Copy out the listing exactly.

>> Begin

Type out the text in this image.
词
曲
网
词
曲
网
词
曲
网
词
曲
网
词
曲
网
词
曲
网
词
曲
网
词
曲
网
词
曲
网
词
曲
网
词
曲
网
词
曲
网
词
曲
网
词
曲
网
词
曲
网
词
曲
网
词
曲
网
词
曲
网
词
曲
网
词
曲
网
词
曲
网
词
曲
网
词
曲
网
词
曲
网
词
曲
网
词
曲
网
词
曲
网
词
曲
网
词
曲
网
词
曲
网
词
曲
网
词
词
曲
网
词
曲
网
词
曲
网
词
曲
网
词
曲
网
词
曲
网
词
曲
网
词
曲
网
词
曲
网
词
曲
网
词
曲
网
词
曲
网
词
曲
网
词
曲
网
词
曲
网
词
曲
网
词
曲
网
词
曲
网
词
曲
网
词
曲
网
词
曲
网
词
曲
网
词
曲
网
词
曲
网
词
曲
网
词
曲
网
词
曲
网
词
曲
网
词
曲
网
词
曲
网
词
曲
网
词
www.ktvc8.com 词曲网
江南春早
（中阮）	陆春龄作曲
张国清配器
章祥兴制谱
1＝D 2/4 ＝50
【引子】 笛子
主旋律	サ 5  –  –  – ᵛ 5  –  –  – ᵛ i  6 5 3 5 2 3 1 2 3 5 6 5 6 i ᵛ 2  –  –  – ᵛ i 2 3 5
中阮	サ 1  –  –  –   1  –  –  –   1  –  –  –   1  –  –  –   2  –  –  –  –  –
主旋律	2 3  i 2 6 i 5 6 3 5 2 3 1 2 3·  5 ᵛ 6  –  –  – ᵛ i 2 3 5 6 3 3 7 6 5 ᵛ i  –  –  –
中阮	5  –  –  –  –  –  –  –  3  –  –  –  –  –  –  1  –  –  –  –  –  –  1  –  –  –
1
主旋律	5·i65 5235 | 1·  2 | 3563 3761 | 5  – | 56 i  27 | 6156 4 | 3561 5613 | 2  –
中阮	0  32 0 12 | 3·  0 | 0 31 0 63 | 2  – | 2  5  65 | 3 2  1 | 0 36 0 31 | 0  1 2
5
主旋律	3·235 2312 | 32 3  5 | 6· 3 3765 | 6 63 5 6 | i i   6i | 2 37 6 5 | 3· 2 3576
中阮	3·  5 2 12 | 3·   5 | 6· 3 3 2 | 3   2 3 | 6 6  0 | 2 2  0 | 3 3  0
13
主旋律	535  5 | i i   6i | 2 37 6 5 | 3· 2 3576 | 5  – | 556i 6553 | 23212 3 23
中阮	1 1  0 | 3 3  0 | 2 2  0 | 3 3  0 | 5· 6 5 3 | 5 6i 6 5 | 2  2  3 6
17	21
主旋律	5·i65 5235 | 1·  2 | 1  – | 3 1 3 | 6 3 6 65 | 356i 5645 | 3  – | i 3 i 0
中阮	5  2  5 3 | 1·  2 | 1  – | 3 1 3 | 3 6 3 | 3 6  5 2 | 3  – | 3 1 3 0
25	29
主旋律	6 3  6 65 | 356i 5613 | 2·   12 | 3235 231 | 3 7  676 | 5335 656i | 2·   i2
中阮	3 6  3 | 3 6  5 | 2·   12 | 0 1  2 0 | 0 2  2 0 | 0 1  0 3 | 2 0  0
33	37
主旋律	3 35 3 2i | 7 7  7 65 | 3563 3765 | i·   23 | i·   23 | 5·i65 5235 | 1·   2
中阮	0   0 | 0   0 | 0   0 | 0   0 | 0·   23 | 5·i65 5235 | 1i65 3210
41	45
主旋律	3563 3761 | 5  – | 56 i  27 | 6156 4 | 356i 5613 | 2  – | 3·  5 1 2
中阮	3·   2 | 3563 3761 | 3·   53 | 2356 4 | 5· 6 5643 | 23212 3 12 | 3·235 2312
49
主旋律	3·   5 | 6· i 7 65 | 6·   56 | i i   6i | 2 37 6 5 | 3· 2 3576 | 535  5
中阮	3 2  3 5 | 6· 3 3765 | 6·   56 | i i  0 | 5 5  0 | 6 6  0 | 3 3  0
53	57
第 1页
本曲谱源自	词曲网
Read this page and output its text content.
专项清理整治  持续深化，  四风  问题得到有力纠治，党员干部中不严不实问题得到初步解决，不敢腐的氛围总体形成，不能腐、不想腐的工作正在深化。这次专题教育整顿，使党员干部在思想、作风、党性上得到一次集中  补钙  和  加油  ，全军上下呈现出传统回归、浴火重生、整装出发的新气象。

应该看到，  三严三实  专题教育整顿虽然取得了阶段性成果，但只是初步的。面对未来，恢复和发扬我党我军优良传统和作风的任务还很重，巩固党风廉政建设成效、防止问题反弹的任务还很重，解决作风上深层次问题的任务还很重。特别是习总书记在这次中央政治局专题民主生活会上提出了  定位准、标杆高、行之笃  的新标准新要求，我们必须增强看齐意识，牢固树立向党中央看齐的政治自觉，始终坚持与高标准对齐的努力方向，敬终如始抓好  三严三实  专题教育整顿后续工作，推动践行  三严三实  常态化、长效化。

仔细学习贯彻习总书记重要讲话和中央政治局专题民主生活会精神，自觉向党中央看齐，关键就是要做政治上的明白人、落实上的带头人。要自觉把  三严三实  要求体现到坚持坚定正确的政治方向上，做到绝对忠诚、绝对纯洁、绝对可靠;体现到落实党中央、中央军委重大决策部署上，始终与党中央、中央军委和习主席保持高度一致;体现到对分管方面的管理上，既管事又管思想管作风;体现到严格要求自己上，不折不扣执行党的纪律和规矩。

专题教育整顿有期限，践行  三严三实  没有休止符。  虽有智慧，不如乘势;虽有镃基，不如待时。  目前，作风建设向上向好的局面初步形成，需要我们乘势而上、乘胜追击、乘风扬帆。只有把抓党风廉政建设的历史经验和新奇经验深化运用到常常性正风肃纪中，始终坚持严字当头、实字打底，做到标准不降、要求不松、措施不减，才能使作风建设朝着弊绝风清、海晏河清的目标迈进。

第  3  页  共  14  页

>> End

Task response -
Type out the text in this image.
词
曲
网
词
曲
网
词
曲
网
词
曲
网
词
曲
网
词
曲
网
词
曲
网
词
曲
网
词
曲
网
词
曲
网
词
曲
网
词
曲
网
词
曲
网
词
曲
网
词
曲
网
词
曲
网
词
曲
网
词
曲
网
词
曲
网
词
曲
网
词
曲
网
词
曲
网
词
曲
网
词
曲
网
词
曲
网
词
曲
网
词
曲
网
词
曲
网
词
曲
网
词
曲
网
词
曲
网
词
词
曲
网
词
曲
网
词
曲
网
词
曲
网
词
曲
网
词
曲
网
词
曲
网
词
曲
网
词
曲
网
词
曲
网
词
曲
网
词
曲
网
词
曲
网
词
曲
网
词
曲
网
词
曲
网
词
曲
网
词
曲
网
词
曲
网
词
曲
网
词
曲
网
词
曲
网
词
曲
网
词
曲
网
词
曲
网
词
曲
网
词
曲
网
词
曲
网
词
曲
网
词
曲
网
词
曲
网
词
www.ktvc8.com 词曲网
江南春早
（中阮）	陆春龄作曲
张国清配器
章祥兴制谱
1＝D 2/4 ＝50
【引子】 笛子
主旋律	サ 5  –  –  – ᵛ 5  –  –  – ᵛ i  6 5 3 5 2 3 1 2 3 5 6 5 6 i ᵛ 2  –  –  – ᵛ i 2 3 5
中阮	サ 1  –  –  –   1  –  –  –   1  –  –  –   1  –  –  –   2  –  –  –  –  –
主旋律	2 3  i 2 6 i 5 6 3 5 2 3 1 2 3·  5 ᵛ 6  –  –  – ᵛ i 2 3 5 6 3 3 7 6 5 ᵛ i  –  –  –
中阮	5  –  –  –  –  –  –  –  3  –  –  –  –  –  –  1  –  –  –  –  –  –  1  –  –  –
1
主旋律	5·i65 5235 | 1·  2 | 3563 3761 | 5  – | 56 i  27 | 6156 4 | 3561 5613 | 2  –
中阮	0  32 0 12 | 3·  0 | 0 31 0 63 | 2  – | 2  5  65 | 3 2  1 | 0 36 0 31 | 0  1 2
5
主旋律	3·235 2312 | 32 3  5 | 6· 3 3765 | 6 63 5 6 | i i   6i | 2 37 6 5 | 3· 2 3576
中阮	3·  5 2 12 | 3·   5 | 6· 3 3 2 | 3   2 3 | 6 6  0 | 2 2  0 | 3 3  0
13
主旋律	535  5 | i i   6i | 2 37 6 5 | 3· 2 3576 | 5  – | 556i 6553 | 23212 3 23
中阮	1 1  0 | 3 3  0 | 2 2  0 | 3 3  0 | 5· 6 5 3 | 5 6i 6 5 | 2  2  3 6
17	21
主旋律	5·i65 5235 | 1·  2 | 1  – | 3 1 3 | 6 3 6 65 | 356i 5645 | 3  – | i 3 i 0
中阮	5  2  5 3 | 1·  2 | 1  – | 3 1 3 | 3 6 3 | 3 6  5 2 | 3  – | 3 1 3 0
25	29
主旋律	6 3  6 65 | 356i 5613 | 2·   12 | 3235 231 | 3 7  676 | 5335 656i | 2·   i2
中阮	3 6  3 | 3 6  5 | 2·   12 | 0 1  2 0 | 0 2  2 0 | 0 1  0 3 | 2 0  0
33	37
主旋律	3 35 3 2i | 7 7  7 65 | 3563 3765 | i·   23 | i·   23 | 5·i65 5235 | 1·   2
中阮	0   0 | 0   0 | 0   0 | 0   0 | 0·   23 | 5·i65 5235 | 1i65 3210
41	45
主旋律	3563 3761 | 5  – | 56 i  27 | 6156 4 | 356i 5613 | 2  – | 3·  5 1 2
中阮	3·   2 | 3563 3761 | 3·   53 | 2356 4 | 5· 6 5643 | 23212 3 12 | 3·235 2312
49
主旋律	3·   5 | 6· i 7 65 | 6·   56 | i i   6i | 2 37 6 5 | 3· 2 3576 | 535  5
中阮	3 2  3 5 | 6· 3 3765 | 6·   56 | i i  0 | 5 5  0 | 6 6  0 | 3 3  0
53	57
第 1页
本曲谱源自	词曲网
Read this page and output its text content.
专项清理整治  持续深化，  四风  问题得到有力纠治，党员干部中不严不实问题得到初步解决，不敢腐的氛围总体形成，不能腐、不想腐的工作正在深化。这次专题教育整顿，使党员干部在思想、作风、党性上得到一次集中  补钙  和  加油  ，全军上下呈现出传统回归、浴火重生、整装出发的新气象。

应该看到，  三严三实  专题教育整顿虽然取得了阶段性成果，但只是初步的。面对未来，恢复和发扬我党我军优良传统和作风的任务还很重，巩固党风廉政建设成效、防止问题反弹的任务还很重，解决作风上深层次问题的任务还很重。特别是习总书记在这次中央政治局专题民主生活会上提出了  定位准、标杆高、行之笃  的新标准新要求，我们必须增强看齐意识，牢固树立向党中央看齐的政治自觉，始终坚持与高标准对齐的努力方向，敬终如始抓好  三严三实  专题教育整顿后续工作，推动践行  三严三实  常态化、长效化。

仔细学习贯彻习总书记重要讲话和中央政治局专题民主生活会精神，自觉向党中央看齐，关键就是要做政治上的明白人、落实上的带头人。要自觉把  三严三实  要求体现到坚持坚定正确的政治方向上，做到绝对忠诚、绝对纯洁、绝对可靠;体现到落实党中央、中央军委重大决策部署上，始终与党中央、中央军委和习主席保持高度一致;体现到对分管方面的管理上，既管事又管思想管作风;体现到严格要求自己上，不折不扣执行党的纪律和规矩。

专题教育整顿有期限，践行  三严三实  没有休止符。  虽有智慧，不如乘势;虽有镃基，不如待时。  目前，作风建设向上向好的局面初步形成，需要我们乘势而上、乘胜追击、乘风扬帆。只有把抓党风廉政建设的历史经验和新奇经验深化运用到常常性正风肃纪中，始终坚持严字当头、实字打底，做到标准不降、要求不松、措施不减，才能使作风建设朝着弊绝风清、海晏河清的目标迈进。

第  3  页  共  14  页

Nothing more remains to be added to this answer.